◆ PASSAGE PROVIDED
+ + + + + + +
Featuring a slate of challenging and eye-opening productions, the sixth annual Red Deer Justice Film Festival runs Jan. 24-26 at Red Deer College.
The Festival will host 12 documentary films in the Margaret Parsons Theatre. Organizers say these stories foster awareness of injustices suffered around the world and promote an understanding of what is possible when actions are taken, big or small.
Each film will be followed by a discussion and the opportunity to connect with a variety of organizations that will have their displays in the NGO village.
The Hearts of Women have once again taken on the organizing of the festival as part of their own desire to advocate the understanding of social justice issues in a way that inspires taking responsibility and positive action.
This year’s features include It’s a Girl on Jan. 24 at 6 p.m.
In India, China and many other parts of the world today, girls are killed, aborted and abandoned simply because they are girls. The film tells the stories of abandoned and trafficked girls, of women who suffer extreme dowry-related violence, of mothers fighting to save their daughters’ lives and of other mothers who would kill for a son.
+ + + + + + +
Rewrite the part of the article on the Red Deer Justice Film Festival starting with "In India, China" and going on through "kill for a son.", putting "Nepal" in place of "India". The material that comes next is from a different source than the festival article.
+ + + + + + +
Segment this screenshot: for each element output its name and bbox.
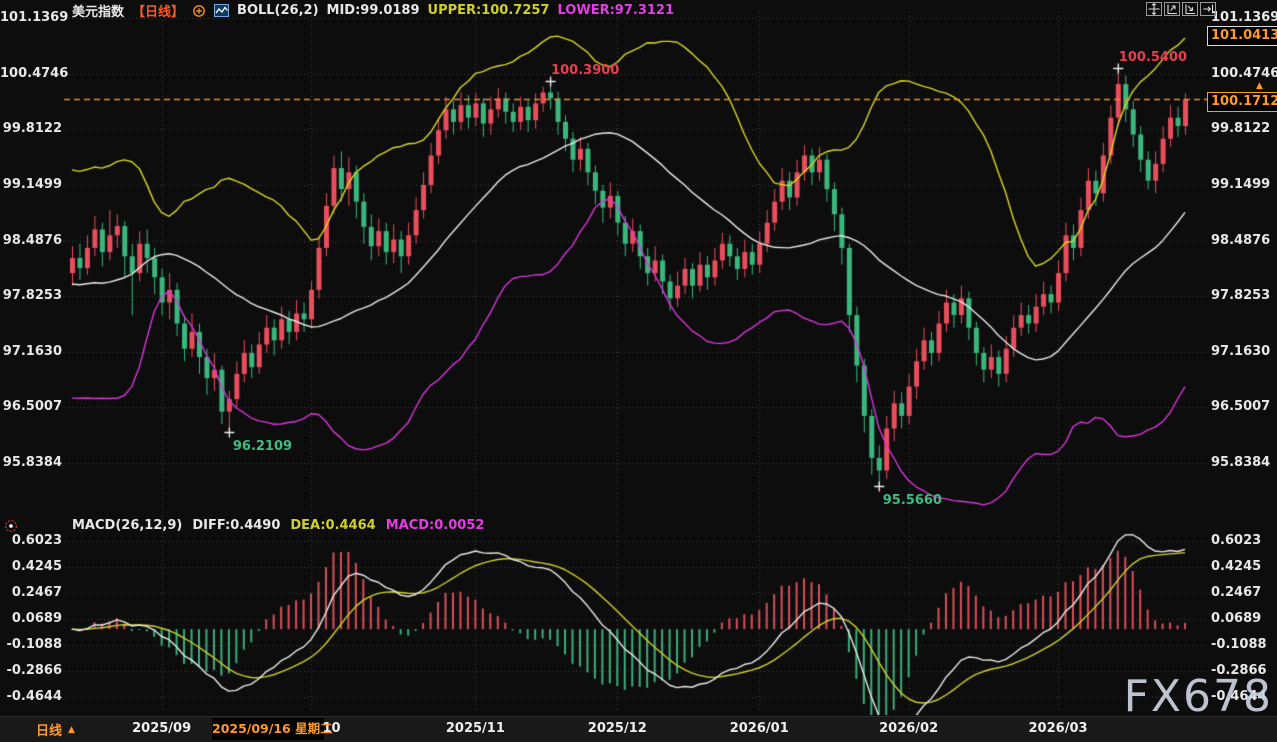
symbol-name: 美元指数 bbox=[72, 5, 125, 20]
price-tick-label: 96.5007 bbox=[2, 399, 62, 415]
date-tick-label: 2025/11 bbox=[445, 721, 505, 736]
date-axis-bar: 日线 ▲ 2025/092025/102025/112025/122026/01… bbox=[0, 716, 1277, 742]
session-high-marker: 101.0413 bbox=[1207, 26, 1277, 46]
price-tick-label: 95.8384 bbox=[1211, 455, 1271, 470]
price-tick-label: 96.5007 bbox=[1211, 399, 1271, 415]
chart-style-icon bbox=[214, 4, 230, 17]
price-tick-label: 99.8122 bbox=[1211, 121, 1271, 137]
date-tick-label: 2025/12 bbox=[587, 721, 647, 736]
price-tick-label: 101.1369 bbox=[1211, 10, 1277, 25]
macd-tick-label: 0.0689 bbox=[1211, 611, 1262, 626]
price-annotation: 95.5660 bbox=[882, 492, 942, 508]
price-tick-label: 99.1499 bbox=[2, 176, 62, 192]
price-tick-label: 97.8253 bbox=[1211, 288, 1271, 304]
price-tick-label: 100.4746 bbox=[0, 65, 69, 81]
price-tick-label: 100.4746 bbox=[1211, 65, 1277, 81]
macd-header: MACD(26,12,9) DIFF:0.4490 DEA:0.4464 MAC… bbox=[72, 518, 484, 533]
boll-lower-value: LOWER:97.3121 bbox=[557, 3, 674, 18]
macd-title: MACD(26,12,9) bbox=[72, 518, 183, 533]
boll-upper-value: UPPER:100.7257 bbox=[427, 3, 550, 18]
period-selector[interactable]: 日线 ▲ bbox=[36, 720, 75, 739]
date-tick-label: 2025/09 bbox=[132, 721, 192, 736]
period-tag: 【日线】 bbox=[132, 5, 185, 20]
price-tick-label: 97.1630 bbox=[1211, 343, 1271, 359]
price-tick-label: 98.4876 bbox=[1211, 232, 1271, 248]
boll-mid-value: MID:99.0189 bbox=[326, 3, 420, 18]
price-tick-label: 101.1369 bbox=[0, 10, 69, 25]
macd-tick-label: 0.6023 bbox=[11, 533, 62, 548]
macd-tick-label: 0.6023 bbox=[1211, 533, 1262, 548]
macd-tick-label: -0.2866 bbox=[1211, 663, 1267, 678]
price-annotation: 100.5400 bbox=[1118, 50, 1188, 66]
price-annotation: 100.3900 bbox=[551, 62, 620, 78]
goto-latest-icon[interactable] bbox=[1200, 2, 1216, 16]
macd-tick-label: -0.1088 bbox=[6, 637, 62, 652]
hover-date-box: 2025/09/16 星期二 bbox=[212, 718, 333, 740]
macd-tick-label: -0.4644 bbox=[1211, 689, 1267, 704]
macd-dea-value: DEA:0.4464 bbox=[290, 518, 376, 533]
macd-tick-label: -0.4644 bbox=[6, 689, 62, 704]
watermark: FX678 bbox=[1123, 671, 1273, 722]
price-tick-label: 99.1499 bbox=[1211, 176, 1271, 192]
period-label: 日线 bbox=[36, 724, 63, 739]
date-tick-label: 2026/02 bbox=[879, 721, 939, 736]
price-up-arrow-icon: ▲ bbox=[1256, 81, 1263, 91]
indicator-settings-icon[interactable] bbox=[4, 519, 18, 536]
scale-left-axis-icon[interactable] bbox=[1164, 2, 1180, 16]
macd-tick-label: 0.4245 bbox=[1211, 559, 1262, 574]
add-indicator-icon[interactable] bbox=[192, 4, 206, 18]
period-arrow-icon: ▲ bbox=[68, 724, 75, 735]
macd-tick-label: 0.4245 bbox=[11, 559, 62, 574]
macd-macd-value: MACD:0.0052 bbox=[385, 518, 485, 533]
boll-label: BOLL(26,2) bbox=[237, 3, 319, 18]
date-tick-label: 2026/03 bbox=[1028, 721, 1088, 736]
price-tick-label: 97.8253 bbox=[2, 288, 62, 304]
chart-toolbar bbox=[1146, 2, 1216, 16]
pan-crosshair-icon[interactable] bbox=[1146, 2, 1162, 16]
last-price-marker: 100.1712 bbox=[1207, 92, 1277, 112]
chart-header: 美元指数 【日线】 BOLL(26,2) MID:99.0189 UPPER:1… bbox=[72, 2, 674, 20]
macd-tick-label: 0.2467 bbox=[11, 585, 62, 600]
macd-tick-label: -0.2866 bbox=[6, 663, 62, 678]
macd-tick-label: 0.0689 bbox=[11, 611, 62, 626]
macd-tick-label: -0.1088 bbox=[1211, 637, 1267, 652]
date-tick-label: 2026/01 bbox=[729, 721, 789, 736]
macd-diff-value: DIFF:0.4490 bbox=[192, 518, 281, 533]
price-tick-label: 99.8122 bbox=[2, 121, 62, 137]
price-tick-label: 98.4876 bbox=[2, 232, 62, 248]
macd-tick-label: 0.2467 bbox=[1211, 585, 1262, 600]
scale-right-axis-icon[interactable] bbox=[1182, 2, 1198, 16]
price-tick-label: 95.8384 bbox=[2, 455, 62, 470]
price-annotation: 96.2109 bbox=[232, 438, 293, 454]
price-tick-label: 97.1630 bbox=[2, 343, 62, 359]
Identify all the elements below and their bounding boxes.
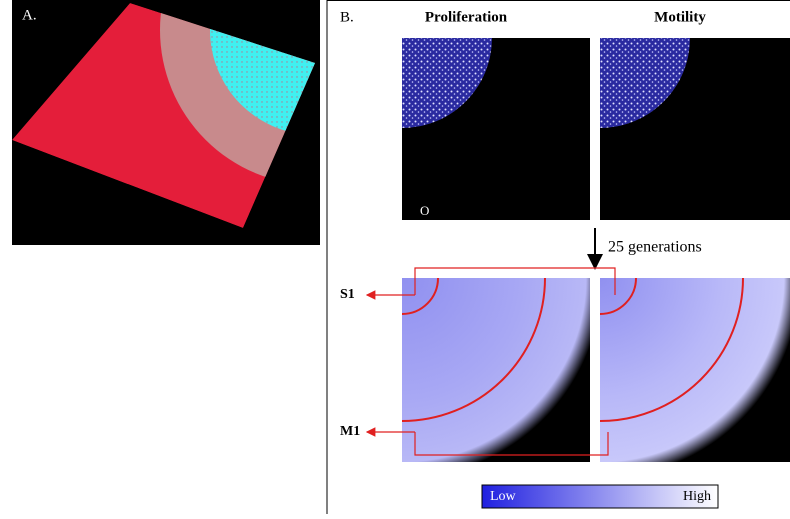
figure: A. B. Proliferation Motility O 25 genera… bbox=[0, 0, 790, 514]
panel-label: A. bbox=[22, 7, 37, 23]
colorbar-label: Low bbox=[490, 489, 517, 504]
panel-label: B. bbox=[340, 9, 354, 25]
column-title: Proliferation bbox=[425, 9, 508, 25]
transition-label: 25 generations bbox=[608, 239, 702, 256]
region-label: M1 bbox=[340, 424, 360, 439]
column-title: Motility bbox=[654, 9, 706, 25]
origin-label: O bbox=[420, 203, 429, 218]
colorbar-label: High bbox=[683, 489, 711, 504]
region-label: S1 bbox=[340, 287, 355, 302]
page: {"panel_a": {"label": "A."}, "panel_b": … bbox=[0, 0, 790, 514]
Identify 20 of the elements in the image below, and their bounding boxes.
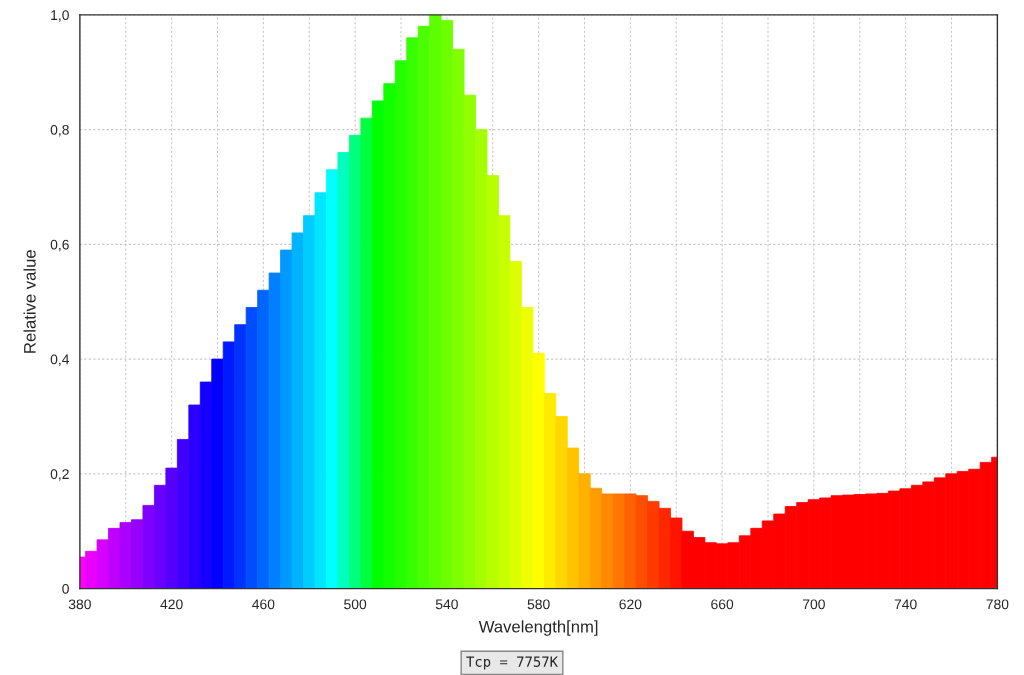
y-tick-label: 0,8 bbox=[50, 124, 69, 137]
x-tick-label: 700 bbox=[803, 599, 825, 610]
x-tick-label: 660 bbox=[711, 599, 734, 610]
y-tick-label: 0,4 bbox=[50, 354, 70, 366]
x-tick-label: 620 bbox=[619, 599, 642, 610]
y-tick-label: 0 bbox=[62, 583, 69, 594]
y-tick-label: 0,6 bbox=[50, 239, 69, 252]
x-tick-label: 420 bbox=[160, 599, 183, 610]
y-tick-label: 1,0 bbox=[51, 10, 69, 22]
x-tick-label: 740 bbox=[894, 599, 917, 610]
x-tick-label: 540 bbox=[435, 599, 458, 610]
text: Tcp = 7757K bbox=[466, 656, 558, 670]
y-axis-title: Relative value bbox=[23, 250, 36, 353]
x-tick-label: 780 bbox=[986, 599, 1009, 610]
x-tick-label: 500 bbox=[344, 599, 367, 610]
x-tick-label: 580 bbox=[527, 599, 550, 610]
x-tick-label: 380 bbox=[68, 599, 91, 610]
y-tick-label: 0,2 bbox=[50, 469, 69, 481]
x-axis-title: Wavelength[nm] bbox=[478, 620, 598, 636]
x-tick-label: 460 bbox=[252, 599, 275, 610]
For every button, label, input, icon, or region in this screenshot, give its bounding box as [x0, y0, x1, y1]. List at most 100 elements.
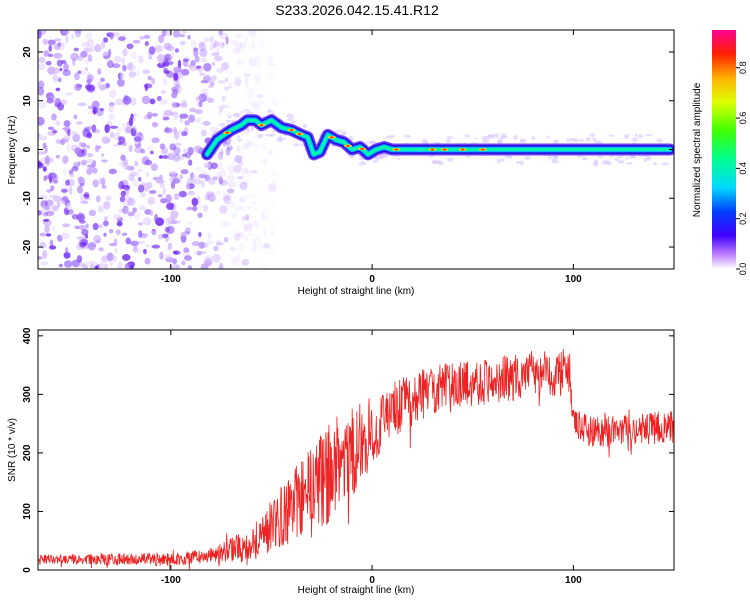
- noise-blob: [157, 233, 164, 240]
- noise-blob: [225, 164, 232, 170]
- noise-blob: [62, 155, 69, 164]
- noise-blob: [108, 113, 115, 121]
- noise-blob: [200, 179, 205, 189]
- noise-blob: [180, 169, 189, 175]
- halo-blob: [499, 158, 505, 162]
- noise-blob: [248, 30, 254, 36]
- noise-blob: [252, 55, 261, 61]
- noise-blob: [208, 176, 216, 185]
- noise-blob: [246, 194, 256, 199]
- noise-blob: [156, 53, 166, 63]
- noise-blob: [179, 174, 184, 180]
- noise-blob: [100, 77, 105, 83]
- noise-blob: [255, 183, 260, 188]
- noise-blob: [151, 137, 160, 144]
- noise-blob: [251, 244, 258, 253]
- noise-blob: [181, 130, 188, 137]
- noise-blob: [172, 153, 181, 162]
- noise-blob: [82, 196, 91, 200]
- noise-blob: [126, 197, 136, 207]
- noise-blob: [269, 60, 277, 67]
- noise-blob: [44, 155, 50, 164]
- noise-blob: [122, 48, 128, 57]
- noise-blob: [51, 226, 56, 232]
- colorbar-ticks: 0.0 0.2 0.4 0.6 0.8: [736, 61, 748, 275]
- noise-blob: [193, 179, 203, 185]
- noise-blob: [172, 178, 181, 184]
- noise-blob: [38, 135, 48, 141]
- noise-blob: [180, 102, 188, 108]
- noise-blob: [259, 159, 266, 165]
- noise-blob: [235, 34, 244, 39]
- noise-blob: [75, 243, 85, 250]
- noise-blob: [87, 54, 93, 63]
- noise-blob: [102, 51, 110, 60]
- spec-y-tick-label: 10: [22, 95, 33, 107]
- noise-blob: [118, 181, 125, 190]
- noise-blob: [164, 217, 173, 226]
- halo-blob: [271, 130, 277, 133]
- noise-blob: [63, 62, 69, 72]
- noise-blob: [165, 256, 174, 263]
- noise-blob: [260, 142, 266, 152]
- noise-blob: [253, 240, 257, 246]
- noise-blob: [132, 39, 141, 44]
- noise-blob: [195, 96, 199, 104]
- noise-blob: [162, 78, 168, 86]
- noise-blob: [97, 205, 104, 213]
- noise-blob: [101, 84, 107, 88]
- snr-series-line: [38, 348, 674, 570]
- noise-blob: [42, 166, 47, 172]
- noise-blob: [76, 236, 86, 240]
- noise-blob: [248, 56, 252, 65]
- noise-blob: [226, 188, 235, 194]
- noise-blob: [207, 193, 216, 203]
- noise-blob: [239, 160, 243, 165]
- snr-y-tick-label: 200: [22, 444, 33, 461]
- noise-blob: [221, 103, 226, 109]
- halo-blob: [605, 160, 612, 166]
- noise-blob: [168, 170, 177, 175]
- noise-blob: [38, 63, 46, 70]
- noise-blob: [197, 204, 204, 209]
- noise-blob: [241, 258, 250, 266]
- noise-blob: [80, 50, 88, 58]
- noise-blob: [109, 261, 114, 267]
- noise-blob: [149, 230, 157, 234]
- ridge-hotspot-core: [297, 132, 302, 135]
- noise-blob: [251, 40, 256, 48]
- noise-blob: [256, 59, 262, 68]
- noise-blob: [261, 266, 268, 269]
- noise-blob: [83, 193, 90, 198]
- halo-blob: [547, 155, 552, 159]
- noise-blob: [101, 153, 105, 157]
- ridge-hotspot-core: [289, 129, 294, 131]
- noise-blob: [173, 201, 177, 210]
- noise-blob: [224, 76, 229, 83]
- noise-blob: [52, 73, 59, 83]
- noise-blob: [248, 101, 254, 106]
- noise-blob: [160, 90, 167, 94]
- noise-blob: [42, 250, 48, 259]
- noise-blob: [239, 110, 245, 114]
- noise-blob: [138, 55, 144, 64]
- noise-blob: [256, 93, 264, 99]
- noise-blob: [87, 152, 94, 158]
- noise-blob: [133, 146, 143, 154]
- noise-blob: [146, 111, 153, 119]
- noise-blob: [239, 42, 247, 50]
- noise-blob: [180, 234, 187, 243]
- noise-blob: [200, 242, 209, 248]
- snr-frame: [37, 329, 675, 571]
- halo-blob: [466, 154, 471, 158]
- noise-blob: [166, 45, 175, 51]
- noise-blob: [219, 145, 223, 154]
- noise-blob: [242, 179, 249, 185]
- halo-blob: [388, 134, 395, 139]
- noise-blob: [242, 142, 251, 150]
- noise-blob: [48, 44, 53, 52]
- noise-blob: [271, 98, 280, 106]
- noise-blob: [169, 51, 175, 60]
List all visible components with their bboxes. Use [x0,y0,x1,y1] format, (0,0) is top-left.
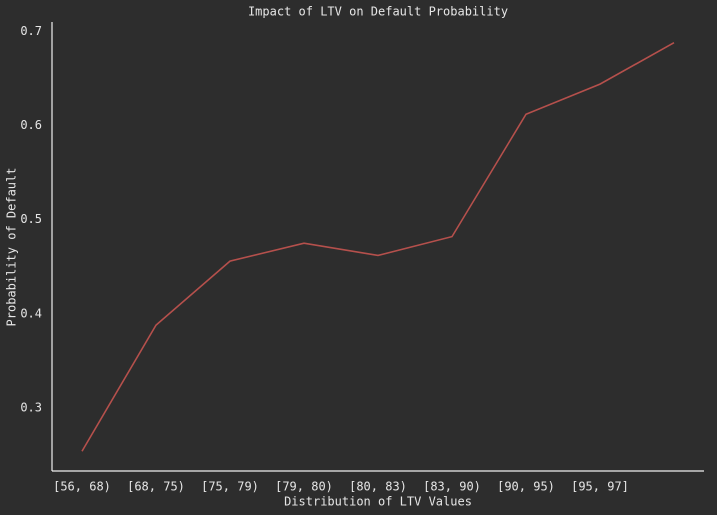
y-axis-label: Probability of Default [5,168,19,327]
y-tick-label: 0.6 [20,118,42,132]
x-tick-label: [95, 97] [571,480,629,494]
y-tick-label: 0.7 [20,24,42,38]
x-tick-label: [90, 95) [497,480,555,494]
y-tick-label: 0.5 [20,212,42,226]
x-tick-label: [68, 75) [127,480,185,494]
x-tick-label: [79, 80) [275,480,333,494]
chart-title: Impact of LTV on Default Probability [248,5,508,19]
x-tick-label: [75, 79) [201,480,259,494]
x-tick-label: [80, 83) [349,480,407,494]
x-tick-label: [56, 68) [53,480,111,494]
x-axis-label: Distribution of LTV Values [284,495,472,509]
data-line [81,42,675,452]
y-tick-label: 0.4 [20,306,42,320]
y-tick-label: 0.3 [20,400,42,414]
x-tick-label: [83, 90) [423,480,481,494]
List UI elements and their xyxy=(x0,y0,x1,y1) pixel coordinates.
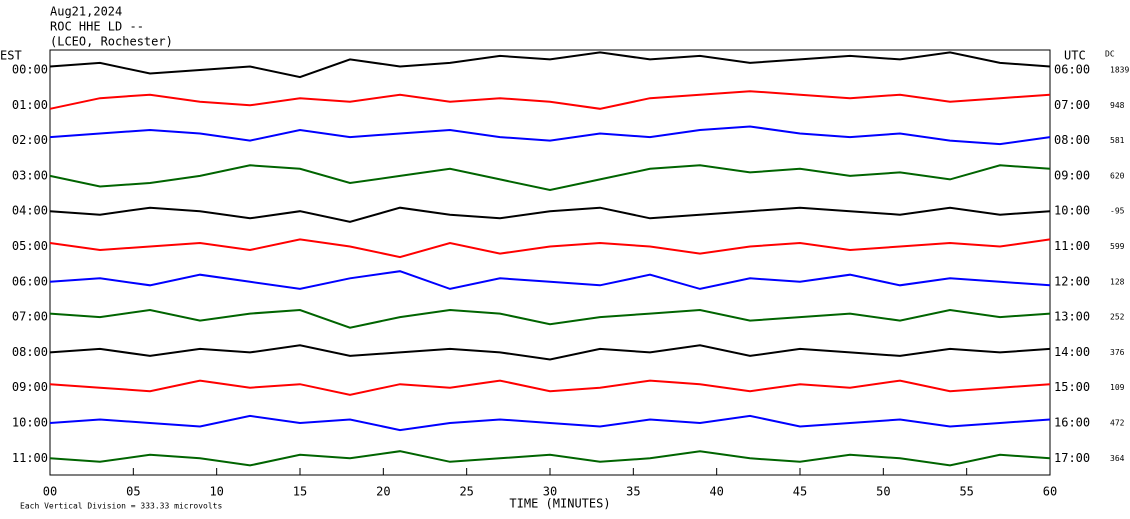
+ + + + + + +
◆ RESPONSE BELOW
In Nepal, China and many other parts of the world today, girls are killed, aborted and abandoned simply because they are girls. The film tells the stories of abandoned and trafficked girls, of women who suffer extreme dowry-related violence, of mothers fighting to save their daughters’ lives and of other mothers who would kill for a son.